To be done: Copy each line of the listing below exactly.

Listed entries:
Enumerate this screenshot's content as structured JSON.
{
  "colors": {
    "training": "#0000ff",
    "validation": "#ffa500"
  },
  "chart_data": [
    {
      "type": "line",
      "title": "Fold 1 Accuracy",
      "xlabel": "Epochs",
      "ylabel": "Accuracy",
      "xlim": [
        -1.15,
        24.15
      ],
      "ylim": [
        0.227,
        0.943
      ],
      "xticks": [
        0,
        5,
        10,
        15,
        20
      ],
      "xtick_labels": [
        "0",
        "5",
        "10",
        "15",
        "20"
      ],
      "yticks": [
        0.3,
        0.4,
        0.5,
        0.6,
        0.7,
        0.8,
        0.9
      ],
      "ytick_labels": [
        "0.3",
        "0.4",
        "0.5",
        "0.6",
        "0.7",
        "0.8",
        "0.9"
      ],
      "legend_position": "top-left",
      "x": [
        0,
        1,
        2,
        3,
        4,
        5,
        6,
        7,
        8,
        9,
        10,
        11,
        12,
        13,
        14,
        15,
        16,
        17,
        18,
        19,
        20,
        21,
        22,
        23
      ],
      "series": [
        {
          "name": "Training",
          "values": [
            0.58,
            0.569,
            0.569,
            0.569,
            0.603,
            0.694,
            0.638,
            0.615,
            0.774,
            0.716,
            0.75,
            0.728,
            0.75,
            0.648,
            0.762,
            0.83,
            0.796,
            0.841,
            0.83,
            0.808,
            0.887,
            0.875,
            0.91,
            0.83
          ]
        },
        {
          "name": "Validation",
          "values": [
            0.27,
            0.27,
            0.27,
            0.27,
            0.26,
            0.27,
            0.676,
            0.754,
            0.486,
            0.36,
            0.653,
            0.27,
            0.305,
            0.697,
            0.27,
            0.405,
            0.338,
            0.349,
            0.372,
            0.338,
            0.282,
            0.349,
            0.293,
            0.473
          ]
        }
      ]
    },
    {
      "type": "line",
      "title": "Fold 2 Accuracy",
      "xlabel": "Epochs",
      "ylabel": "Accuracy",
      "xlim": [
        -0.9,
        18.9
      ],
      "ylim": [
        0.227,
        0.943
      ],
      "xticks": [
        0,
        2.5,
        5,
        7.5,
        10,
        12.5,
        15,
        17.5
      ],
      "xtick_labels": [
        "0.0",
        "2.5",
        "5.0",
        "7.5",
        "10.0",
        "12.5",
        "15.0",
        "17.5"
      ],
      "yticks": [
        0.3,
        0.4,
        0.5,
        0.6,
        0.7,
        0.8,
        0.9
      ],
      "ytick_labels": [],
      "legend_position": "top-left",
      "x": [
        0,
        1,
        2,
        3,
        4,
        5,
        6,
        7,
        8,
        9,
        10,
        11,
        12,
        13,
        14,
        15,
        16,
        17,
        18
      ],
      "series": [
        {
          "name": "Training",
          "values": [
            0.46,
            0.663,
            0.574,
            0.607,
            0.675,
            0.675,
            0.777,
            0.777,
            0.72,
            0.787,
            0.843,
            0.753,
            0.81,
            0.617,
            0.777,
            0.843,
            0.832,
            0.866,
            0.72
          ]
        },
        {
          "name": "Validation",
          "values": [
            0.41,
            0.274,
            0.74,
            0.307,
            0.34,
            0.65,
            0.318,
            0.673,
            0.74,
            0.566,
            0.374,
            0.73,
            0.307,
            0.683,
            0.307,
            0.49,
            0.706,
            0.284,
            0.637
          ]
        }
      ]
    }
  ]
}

Result of the exercise:
Enumerate this screenshot's content as structured JSON.
{
  "colors": {
    "training": "#0000ff",
    "validation": "#ffa500"
  },
  "chart_data": [
    {
      "type": "line",
      "title": "Fold 1 Accuracy",
      "xlabel": "Epochs",
      "ylabel": "Accuracy",
      "xlim": [
        -1.15,
        24.15
      ],
      "ylim": [
        0.227,
        0.943
      ],
      "xticks": [
        0,
        5,
        10,
        15,
        20
      ],
      "xtick_labels": [
        "0",
        "5",
        "10",
        "15",
        "20"
      ],
      "yticks": [
        0.3,
        0.4,
        0.5,
        0.6,
        0.7,
        0.8,
        0.9
      ],
      "ytick_labels": [
        "0.3",
        "0.4",
        "0.5",
        "0.6",
        "0.7",
        "0.8",
        "0.9"
      ],
      "legend_position": "top-left",
      "x": [
        0,
        1,
        2,
        3,
        4,
        5,
        6,
        7,
        8,
        9,
        10,
        11,
        12,
        13,
        14,
        15,
        16,
        17,
        18,
        19,
        20,
        21,
        22,
        23
      ],
      "series": [
        {
          "name": "Training",
          "values": [
            0.58,
            0.569,
            0.569,
            0.569,
            0.603,
            0.694,
            0.638,
            0.615,
            0.774,
            0.716,
            0.75,
            0.728,
            0.75,
            0.648,
            0.762,
            0.83,
            0.796,
            0.841,
            0.83,
            0.808,
            0.887,
            0.875,
            0.91,
            0.83
          ]
        },
        {
          "name": "Validation",
          "values": [
            0.27,
            0.27,
            0.27,
            0.27,
            0.26,
            0.27,
            0.676,
            0.754,
            0.486,
            0.36,
            0.653,
            0.27,
            0.305,
            0.697,
            0.27,
            0.405,
            0.338,
            0.349,
            0.372,
            0.338,
            0.282,
            0.349,
            0.293,
            0.473
          ]
        }
      ]
    },
    {
      "type": "line",
      "title": "Fold 2 Accuracy",
      "xlabel": "Epochs",
      "ylabel": "Accuracy",
      "xlim": [
        -0.9,
        18.9
      ],
      "ylim": [
        0.227,
        0.943
      ],
      "xticks": [
        0,
        2.5,
        5,
        7.5,
        10,
        12.5,
        15,
        17.5
      ],
      "xtick_labels": [
        "0.0",
        "2.5",
        "5.0",
        "7.5",
        "10.0",
        "12.5",
        "15.0",
        "17.5"
      ],
      "yticks": [
        0.3,
        0.4,
        0.5,
        0.6,
        0.7,
        0.8,
        0.9
      ],
      "ytick_labels": [],
      "legend_position": "top-left",
      "x": [
        0,
        1,
        2,
        3,
        4,
        5,
        6,
        7,
        8,
        9,
        10,
        11,
        12,
        13,
        14,
        15,
        16,
        17,
        18
      ],
      "series": [
        {
          "name": "Training",
          "values": [
            0.46,
            0.663,
            0.574,
            0.607,
            0.675,
            0.675,
            0.777,
            0.777,
            0.72,
            0.787,
            0.843,
            0.753,
            0.81,
            0.617,
            0.777,
            0.843,
            0.832,
            0.866,
            0.72
          ]
        },
        {
          "name": "Validation",
          "values": [
            0.41,
            0.274,
            0.74,
            0.307,
            0.34,
            0.65,
            0.318,
            0.673,
            0.74,
            0.566,
            0.374,
            0.73,
            0.307,
            0.683,
            0.307,
            0.49,
            0.706,
            0.284,
            0.637
          ]
        }
      ]
    }
  ]
}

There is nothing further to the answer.